• [Text block]:
>>>

# Turning pens between centers instead of mandrel



## Quickstep (Apr 10, 2012)

I recently watched a video where the guy was turning pens between 60 degree centers instead of using a mandrel. He had a dead center on the drive side and a live center on the tailstock. The centers contacted the bushings with the blank in-between. He said it was more accurate. I don't know enough to say whether or not it's more accurate, but it sure seemed like a very simple approach that also makes it easier to mount the blank on the lathe. This guy was clearly an expert; he turned the blank to a couple thousandths undersize, then built up CA until it was a few thousands oversize, then turned it back down so it would exactly meet the pen parts. Before I go and buy a 60 degree dead center, can anyone share thoughts on using centers instead of a mandrel?


----------



## Quickstep (Apr 10, 2012)

Here's the video


http://www.youtube.com/watch?v=a3DC3n2IQLE&feature=youtu.be


----------



## robert421960 (Dec 9, 2010)

What will you do about bushings if you have no mandrel


----------



## duncsuss (Aug 21, 2009)

Quickstep said:


> Before I go and buy a 60 degree dead center, can anyone share thoughts on using centers instead of a mandrel?


IMO, worst case, it works as well as using a mandrel.

Best case (using bushings that are actually made for between-center use, or are dual purpose) I find it much better.

By "made for between-center" bushings, I mean that they are machined with a 60 degree conical recess to mate perfectly with the 60 degree dead and live centers.

<<<

• [Actions to take]:
• a. Answer these questions from the pen-turning thread.
(i) In the video Quickstep describes, which type of center was on the drive side and which was on the tailstock?
(ii) What did robert421960 ask?
(iii) According to duncsuss, how are bushings "made for between-center" use machined?
• b. Continue the thread on turning pens between centers from its final post.

• [Record set]:
>>>

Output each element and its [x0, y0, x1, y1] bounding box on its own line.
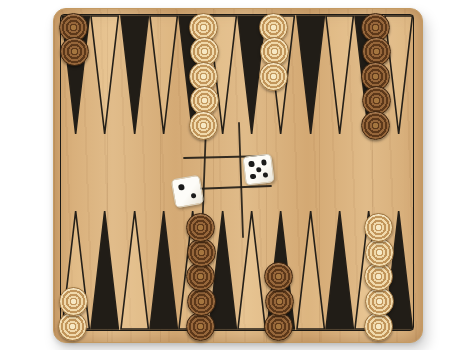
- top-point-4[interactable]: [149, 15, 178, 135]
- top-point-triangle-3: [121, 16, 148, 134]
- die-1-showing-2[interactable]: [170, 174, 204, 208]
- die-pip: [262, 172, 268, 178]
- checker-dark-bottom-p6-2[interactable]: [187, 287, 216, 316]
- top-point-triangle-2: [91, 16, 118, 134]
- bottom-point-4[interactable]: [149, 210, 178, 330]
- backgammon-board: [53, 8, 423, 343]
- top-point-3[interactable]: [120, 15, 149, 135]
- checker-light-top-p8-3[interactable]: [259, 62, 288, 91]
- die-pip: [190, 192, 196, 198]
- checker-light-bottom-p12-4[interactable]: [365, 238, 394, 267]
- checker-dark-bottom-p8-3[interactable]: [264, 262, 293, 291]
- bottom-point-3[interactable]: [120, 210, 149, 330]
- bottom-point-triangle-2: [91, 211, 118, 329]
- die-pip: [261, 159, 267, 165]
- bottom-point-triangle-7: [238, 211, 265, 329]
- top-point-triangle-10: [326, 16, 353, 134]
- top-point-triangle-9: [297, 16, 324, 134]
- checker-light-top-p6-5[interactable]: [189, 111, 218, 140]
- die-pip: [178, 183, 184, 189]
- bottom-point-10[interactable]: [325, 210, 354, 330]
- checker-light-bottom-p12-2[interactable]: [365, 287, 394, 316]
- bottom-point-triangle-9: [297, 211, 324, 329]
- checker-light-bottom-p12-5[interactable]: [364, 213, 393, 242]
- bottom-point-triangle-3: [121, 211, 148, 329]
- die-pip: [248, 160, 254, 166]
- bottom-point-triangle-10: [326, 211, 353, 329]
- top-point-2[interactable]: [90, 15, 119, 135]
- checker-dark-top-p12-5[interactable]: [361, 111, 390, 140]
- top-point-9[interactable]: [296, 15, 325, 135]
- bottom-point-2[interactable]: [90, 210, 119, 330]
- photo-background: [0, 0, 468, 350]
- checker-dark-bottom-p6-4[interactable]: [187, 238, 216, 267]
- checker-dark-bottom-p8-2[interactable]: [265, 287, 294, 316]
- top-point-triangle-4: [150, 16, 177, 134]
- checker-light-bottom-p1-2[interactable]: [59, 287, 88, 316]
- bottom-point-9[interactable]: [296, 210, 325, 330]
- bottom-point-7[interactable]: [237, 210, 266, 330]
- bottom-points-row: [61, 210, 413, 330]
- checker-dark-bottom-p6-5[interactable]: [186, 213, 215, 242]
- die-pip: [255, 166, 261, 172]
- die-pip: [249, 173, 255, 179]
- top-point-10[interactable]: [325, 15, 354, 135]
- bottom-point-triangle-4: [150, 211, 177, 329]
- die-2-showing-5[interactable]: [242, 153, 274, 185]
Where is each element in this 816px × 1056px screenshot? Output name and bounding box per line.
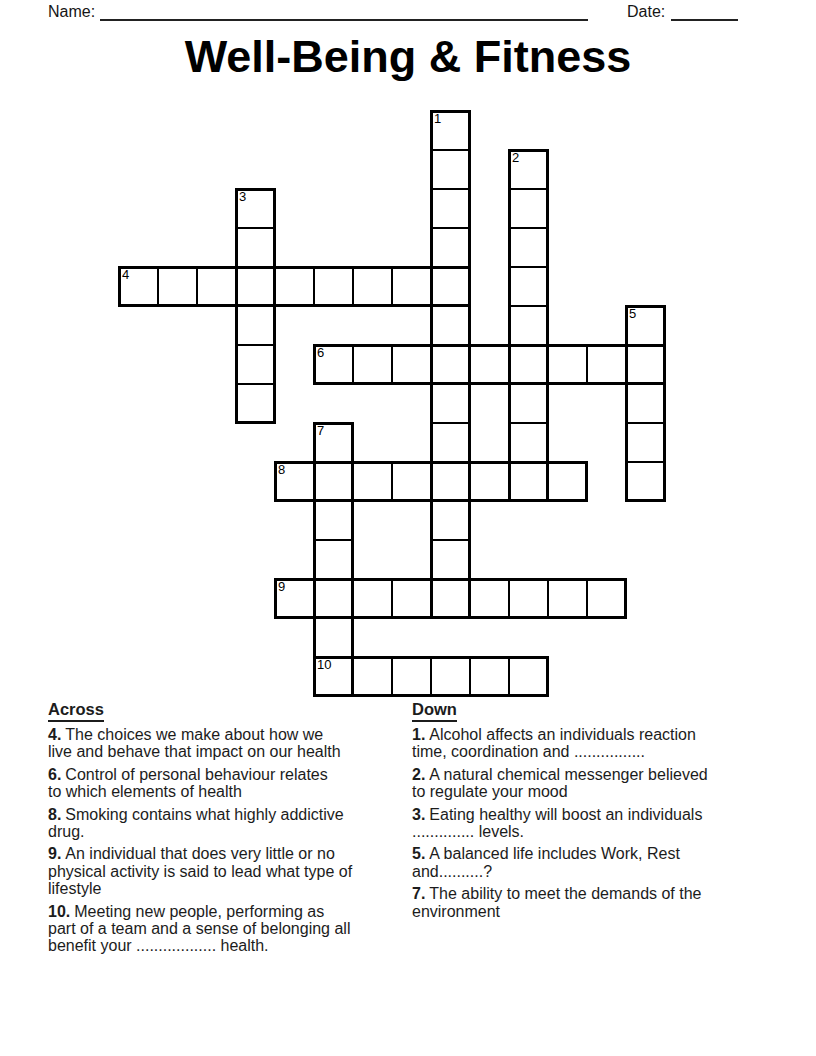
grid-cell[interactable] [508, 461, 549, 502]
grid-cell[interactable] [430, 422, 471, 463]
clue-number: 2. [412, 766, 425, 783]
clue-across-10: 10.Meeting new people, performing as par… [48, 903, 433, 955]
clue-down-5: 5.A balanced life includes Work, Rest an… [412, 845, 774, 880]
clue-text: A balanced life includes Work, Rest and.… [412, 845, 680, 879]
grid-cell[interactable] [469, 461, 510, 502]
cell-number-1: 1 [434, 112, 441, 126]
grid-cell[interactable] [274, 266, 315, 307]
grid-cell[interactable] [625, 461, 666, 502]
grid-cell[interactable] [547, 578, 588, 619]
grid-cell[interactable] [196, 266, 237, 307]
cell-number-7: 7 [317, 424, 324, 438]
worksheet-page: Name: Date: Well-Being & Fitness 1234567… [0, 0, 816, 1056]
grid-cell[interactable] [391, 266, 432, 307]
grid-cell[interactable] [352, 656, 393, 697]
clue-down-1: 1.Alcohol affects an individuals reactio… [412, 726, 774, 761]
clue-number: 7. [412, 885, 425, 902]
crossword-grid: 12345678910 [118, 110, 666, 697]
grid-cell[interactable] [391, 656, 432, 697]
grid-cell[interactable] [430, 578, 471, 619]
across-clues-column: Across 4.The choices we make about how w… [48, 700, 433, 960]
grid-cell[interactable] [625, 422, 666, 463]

<<<

• [Responses per task]:
• a.
(i) A dead center was on the drive side, and a live center was on the tailstock.
(ii) He asked what would be done about bushings without a mandrel.
(iii) They are machined with a 60 degree conical recess that mates perfectly with the 60 degree dead and live centers.

• b.
I have some which are dual purpose -- conical machining but also drilled through to thread onto a mandrel.

I've used regular bushings between centers, but there's less mating surface contact between the centers and the bushings (just the thin ring where the centers press against the inside of the drilled hole), therefore a greater chance of things getting out of alignment.


----------



## jdaschel (Jan 10, 2013)

robert421960 said:


> What will you do about bushings if you have no mandrel


they make between centers bushings. They are very well made and I have lots of them. A little spendy but worth it. 
http://www.penturnersproducts.com/
OR

You can just turn and caliper the end to the right size, like you would a plug or any other precise turning. You can find out the size by calipering the pen kit.


----------



## duncsuss (Aug 21, 2009)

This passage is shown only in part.